### Supplied data
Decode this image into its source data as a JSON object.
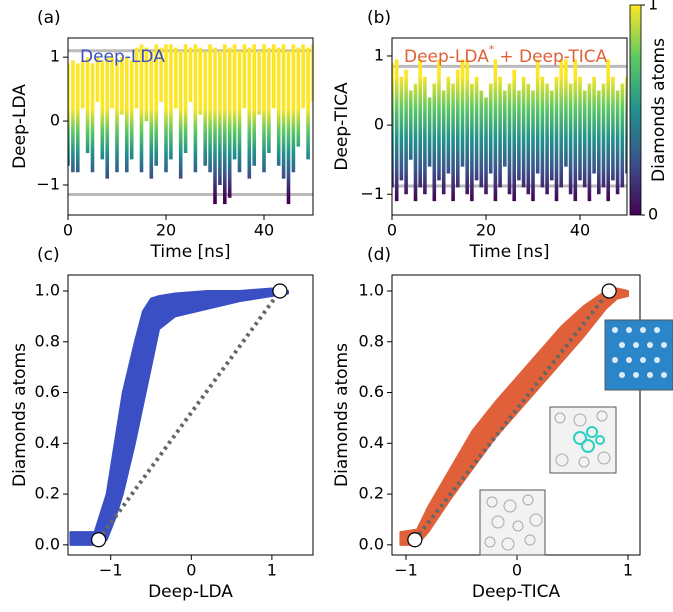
{
  "chart_data": [
    {
      "type": "strip",
      "panel": "(a)",
      "annotation": [
        "Deep-LDA"
      ],
      "annotation_color": "#3a4fc4",
      "xlabel": "Time [ns]",
      "ylabel": "Deep-LDA",
      "xlim": [
        0,
        50
      ],
      "ylim": [
        -1.47,
        1.3
      ],
      "xticks": [
        0,
        20,
        40
      ],
      "yticks": [
        {
          "value": -1,
          "label": "−1"
        },
        0,
        1
      ],
      "hlines": [
        1.1,
        -1.15
      ],
      "color_range": [
        -1.2,
        0.2
      ],
      "x": [
        0,
        1,
        2,
        3,
        4,
        5,
        6,
        7,
        8,
        9,
        10,
        11,
        12,
        13,
        14,
        15,
        16,
        17,
        18,
        19,
        20,
        21,
        22,
        23,
        24,
        25,
        26,
        27,
        28,
        29,
        30,
        31,
        32,
        33,
        34,
        35,
        36,
        37,
        38,
        39,
        40,
        41,
        42,
        43,
        44,
        45,
        46,
        47,
        48,
        49,
        50
      ],
      "lower": [
        -0.7,
        -0.8,
        -0.8,
        0.2,
        -0.5,
        -0.8,
        0.3,
        -0.6,
        -0.9,
        0.2,
        -0.8,
        0.1,
        -0.8,
        -0.6,
        0.2,
        -0.8,
        0.0,
        -0.9,
        -0.7,
        0.3,
        -0.8,
        -0.6,
        0.2,
        -0.9,
        -0.5,
        0.3,
        -0.8,
        0.1,
        -0.7,
        -0.8,
        -1.3,
        -1.0,
        -1.3,
        -1.2,
        -0.6,
        -0.8,
        0.2,
        -0.9,
        -0.7,
        0.1,
        -0.8,
        -0.5,
        0.2,
        -0.7,
        -0.9,
        -1.3,
        -0.8,
        -0.4,
        0.2,
        -0.6,
        0.3
      ],
      "upper": [
        0.9,
        0.95,
        0.9,
        0.95,
        1.0,
        0.9,
        1.0,
        0.95,
        1.0,
        1.0,
        0.95,
        1.0,
        1.0,
        0.95,
        1.15,
        1.2,
        1.15,
        1.1,
        1.2,
        1.15,
        1.2,
        1.2,
        1.15,
        1.1,
        1.2,
        1.15,
        1.2,
        1.15,
        1.1,
        1.2,
        1.15,
        1.1,
        1.2,
        1.15,
        1.2,
        1.1,
        1.2,
        1.15,
        1.2,
        1.1,
        1.2,
        1.15,
        1.2,
        1.15,
        1.2,
        1.1,
        1.2,
        1.15,
        1.2,
        1.15,
        1.2
      ]
    },
    {
      "type": "strip",
      "panel": "(b)",
      "annotation": [
        "Deep-LDA",
        "*",
        "+ Deep-TICA"
      ],
      "annotation_color": "#e0603a",
      "xlabel": "Time [ns]",
      "ylabel": "Deep-TICA",
      "xlim": [
        0,
        50
      ],
      "ylim": [
        -1.3,
        1.26
      ],
      "xticks": [
        0,
        20,
        40
      ],
      "yticks": [
        {
          "value": -1,
          "label": "−1"
        },
        0,
        1
      ],
      "hlines": [
        0.85,
        -0.88
      ],
      "color_range": [
        -1.1,
        0.7
      ],
      "colorbar": {
        "label": "Diamonds atoms",
        "lim": [
          0,
          1
        ],
        "ticks": [
          0,
          1
        ],
        "colormap": [
          "#440154",
          "#3b528b",
          "#21918c",
          "#5ec962",
          "#fde725"
        ]
      },
      "x": [
        0,
        1,
        2,
        3,
        4,
        5,
        6,
        7,
        8,
        9,
        10,
        11,
        12,
        13,
        14,
        15,
        16,
        17,
        18,
        19,
        20,
        21,
        22,
        23,
        24,
        25,
        26,
        27,
        28,
        29,
        30,
        31,
        32,
        33,
        34,
        35,
        36,
        37,
        38,
        39,
        40,
        41,
        42,
        43,
        44,
        45,
        46,
        47,
        48,
        49,
        50
      ],
      "lower": [
        -0.9,
        -1.1,
        -0.8,
        -1.0,
        -0.5,
        -1.1,
        -0.9,
        -1.0,
        -0.6,
        -1.1,
        -0.8,
        -1.0,
        -0.7,
        -1.1,
        -0.9,
        -0.6,
        -1.0,
        -1.1,
        -0.8,
        -0.9,
        -1.0,
        -0.7,
        -1.1,
        -0.9,
        -0.6,
        -1.0,
        -1.1,
        -0.8,
        -0.9,
        -1.0,
        -1.1,
        -0.7,
        -0.9,
        -1.0,
        -0.8,
        -1.1,
        -0.9,
        -0.6,
        -1.0,
        -1.1,
        -0.8,
        -0.9,
        -1.1,
        -0.7,
        -1.0,
        -0.9,
        -1.1,
        -0.8,
        -1.0,
        -0.9,
        -0.7
      ],
      "upper": [
        0.9,
        0.95,
        0.7,
        0.8,
        0.5,
        0.6,
        0.95,
        0.7,
        0.4,
        0.6,
        0.95,
        0.5,
        0.7,
        0.6,
        0.8,
        0.95,
        0.95,
        0.6,
        0.7,
        0.5,
        0.4,
        0.6,
        0.95,
        0.7,
        0.5,
        0.6,
        0.8,
        0.5,
        0.7,
        0.6,
        0.5,
        0.95,
        0.7,
        0.6,
        0.5,
        0.7,
        0.95,
        0.95,
        0.6,
        0.95,
        0.7,
        0.5,
        0.6,
        0.7,
        0.5,
        0.6,
        0.95,
        0.7,
        0.5,
        0.6,
        0.7
      ]
    },
    {
      "type": "band",
      "panel": "(c)",
      "color": "#3a4fc4",
      "xlabel": "Deep-LDA",
      "ylabel": "Diamonds atoms",
      "xlim": [
        -1.53,
        1.51
      ],
      "ylim": [
        -0.04,
        1.063
      ],
      "xticks": [
        {
          "value": -1,
          "label": "−1"
        },
        0,
        1
      ],
      "yticks": [
        {
          "value": 0,
          "label": "0.0"
        },
        {
          "value": 0.2,
          "label": "0.2"
        },
        0.4,
        0.6,
        0.8,
        {
          "value": 1,
          "label": "1.0"
        }
      ],
      "x": [
        -1.5,
        -1.2,
        -1.05,
        -0.95,
        -0.85,
        -0.7,
        -0.6,
        -0.5,
        -0.4,
        -0.2,
        0.2,
        0.6,
        1.0,
        1.2
      ],
      "lower": [
        0.0,
        0.0,
        0.02,
        0.1,
        0.2,
        0.4,
        0.55,
        0.7,
        0.85,
        0.9,
        0.93,
        0.96,
        0.98,
        0.99
      ],
      "upper": [
        0.05,
        0.05,
        0.2,
        0.4,
        0.6,
        0.8,
        0.92,
        0.97,
        0.98,
        0.99,
        1.0,
        1.0,
        1.01,
        1.0
      ],
      "markers": {
        "x": [
          -1.15,
          1.1
        ],
        "y": [
          0.02,
          1.0
        ]
      }
    },
    {
      "type": "band",
      "panel": "(d)",
      "color": "#e0603a",
      "xlabel": "Deep-TICA",
      "ylabel": "Diamonds atoms",
      "xlim": [
        -1.126,
        1.108
      ],
      "ylim": [
        -0.04,
        1.063
      ],
      "xticks": [
        {
          "value": -1,
          "label": "−1"
        },
        0,
        1
      ],
      "yticks": [
        {
          "value": 0,
          "label": "0.0"
        },
        0.2,
        0.4,
        0.6,
        0.8,
        {
          "value": 1,
          "label": "1.0"
        }
      ],
      "x": [
        -1.05,
        -0.9,
        -0.8,
        -0.6,
        -0.4,
        -0.2,
        0,
        0.2,
        0.4,
        0.6,
        0.8,
        0.9,
        1.0
      ],
      "lower": [
        0.0,
        0.0,
        0.05,
        0.18,
        0.3,
        0.42,
        0.52,
        0.62,
        0.72,
        0.82,
        0.93,
        0.97,
        0.98
      ],
      "upper": [
        0.05,
        0.06,
        0.15,
        0.3,
        0.45,
        0.56,
        0.66,
        0.76,
        0.86,
        0.94,
        1.0,
        1.01,
        1.0
      ],
      "markers": {
        "x": [
          -0.92,
          0.83
        ],
        "y": [
          0.02,
          1.0
        ]
      }
    }
  ]
}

### The task
Pull every line containing "ylabel" from the data.

### Answer for this exercise
      "ylabel": "Deep-LDA",
      "ylabel": "Deep-TICA",
      "ylabel": "Diamonds atoms",
      "ylabel": "Diamonds atoms",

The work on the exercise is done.